__Dataset records__.
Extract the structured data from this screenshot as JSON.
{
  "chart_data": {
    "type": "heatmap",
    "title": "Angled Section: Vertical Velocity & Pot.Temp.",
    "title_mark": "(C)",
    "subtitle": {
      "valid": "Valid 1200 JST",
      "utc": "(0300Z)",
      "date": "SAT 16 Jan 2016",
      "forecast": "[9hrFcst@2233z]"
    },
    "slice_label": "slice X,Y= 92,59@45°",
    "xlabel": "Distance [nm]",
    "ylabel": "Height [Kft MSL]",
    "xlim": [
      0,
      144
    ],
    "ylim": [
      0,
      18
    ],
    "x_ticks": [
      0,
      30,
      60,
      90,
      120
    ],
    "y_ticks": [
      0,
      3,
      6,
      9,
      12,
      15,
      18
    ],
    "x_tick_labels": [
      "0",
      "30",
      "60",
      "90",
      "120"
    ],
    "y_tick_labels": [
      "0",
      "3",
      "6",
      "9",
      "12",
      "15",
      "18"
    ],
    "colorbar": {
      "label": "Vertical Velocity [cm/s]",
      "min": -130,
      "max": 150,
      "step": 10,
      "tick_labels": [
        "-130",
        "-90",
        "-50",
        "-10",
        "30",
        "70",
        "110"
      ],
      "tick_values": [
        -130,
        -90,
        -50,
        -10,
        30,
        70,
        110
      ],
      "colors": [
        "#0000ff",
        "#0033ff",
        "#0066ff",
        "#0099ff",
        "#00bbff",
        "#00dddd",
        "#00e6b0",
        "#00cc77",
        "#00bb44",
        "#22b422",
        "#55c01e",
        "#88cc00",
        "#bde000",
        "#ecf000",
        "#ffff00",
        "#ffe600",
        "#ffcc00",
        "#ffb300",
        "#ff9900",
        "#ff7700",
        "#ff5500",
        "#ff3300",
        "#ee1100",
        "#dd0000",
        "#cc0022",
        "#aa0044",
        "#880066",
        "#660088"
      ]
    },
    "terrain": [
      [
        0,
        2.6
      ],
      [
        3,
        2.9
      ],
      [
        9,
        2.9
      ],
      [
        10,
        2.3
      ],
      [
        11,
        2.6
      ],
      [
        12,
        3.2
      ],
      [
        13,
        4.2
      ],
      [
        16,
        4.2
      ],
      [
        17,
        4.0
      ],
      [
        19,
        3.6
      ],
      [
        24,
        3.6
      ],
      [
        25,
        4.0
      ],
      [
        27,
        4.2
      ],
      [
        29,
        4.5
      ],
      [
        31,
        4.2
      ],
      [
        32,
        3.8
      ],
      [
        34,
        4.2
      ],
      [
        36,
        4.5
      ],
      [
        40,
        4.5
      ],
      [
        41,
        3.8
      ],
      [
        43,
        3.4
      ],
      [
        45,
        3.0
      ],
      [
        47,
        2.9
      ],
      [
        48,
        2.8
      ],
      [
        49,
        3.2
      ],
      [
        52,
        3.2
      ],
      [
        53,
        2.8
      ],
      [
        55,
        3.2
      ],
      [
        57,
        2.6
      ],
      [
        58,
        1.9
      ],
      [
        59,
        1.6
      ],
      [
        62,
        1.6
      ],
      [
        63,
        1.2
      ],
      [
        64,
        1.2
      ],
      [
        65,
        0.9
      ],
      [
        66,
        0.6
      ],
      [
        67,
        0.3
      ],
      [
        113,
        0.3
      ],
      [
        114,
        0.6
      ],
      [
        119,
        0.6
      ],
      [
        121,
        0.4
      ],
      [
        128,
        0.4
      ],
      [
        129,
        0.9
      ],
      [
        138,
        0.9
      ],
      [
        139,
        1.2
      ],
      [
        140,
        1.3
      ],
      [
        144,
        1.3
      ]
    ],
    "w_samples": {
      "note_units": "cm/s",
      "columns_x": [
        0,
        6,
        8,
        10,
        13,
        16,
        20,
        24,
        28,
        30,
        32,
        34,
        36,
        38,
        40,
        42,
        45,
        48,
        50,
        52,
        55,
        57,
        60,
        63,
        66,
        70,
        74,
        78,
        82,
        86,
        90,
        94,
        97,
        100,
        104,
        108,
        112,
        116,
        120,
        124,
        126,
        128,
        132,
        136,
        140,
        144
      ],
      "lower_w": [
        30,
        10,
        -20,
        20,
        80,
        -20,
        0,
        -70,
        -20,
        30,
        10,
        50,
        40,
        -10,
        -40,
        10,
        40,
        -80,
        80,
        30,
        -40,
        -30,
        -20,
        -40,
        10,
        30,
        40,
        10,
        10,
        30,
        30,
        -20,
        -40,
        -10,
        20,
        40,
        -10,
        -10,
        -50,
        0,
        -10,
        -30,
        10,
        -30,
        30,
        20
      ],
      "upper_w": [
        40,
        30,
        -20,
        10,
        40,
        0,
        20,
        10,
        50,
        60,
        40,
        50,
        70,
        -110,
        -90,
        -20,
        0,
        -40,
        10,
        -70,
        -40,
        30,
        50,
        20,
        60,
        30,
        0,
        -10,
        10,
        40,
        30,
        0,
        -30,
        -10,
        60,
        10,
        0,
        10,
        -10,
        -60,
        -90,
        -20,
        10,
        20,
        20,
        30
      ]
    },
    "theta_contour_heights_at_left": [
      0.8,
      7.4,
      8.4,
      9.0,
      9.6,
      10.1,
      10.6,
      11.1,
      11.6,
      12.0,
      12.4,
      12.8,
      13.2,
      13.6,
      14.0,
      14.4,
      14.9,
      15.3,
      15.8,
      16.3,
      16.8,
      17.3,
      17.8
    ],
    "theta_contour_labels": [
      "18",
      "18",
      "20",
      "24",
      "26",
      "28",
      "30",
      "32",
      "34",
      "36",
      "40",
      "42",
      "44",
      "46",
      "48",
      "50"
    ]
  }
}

__What is needed__. Among the entries, how many lines contain the string "Vertical"? Give the number without anything else.

__Task output__. 2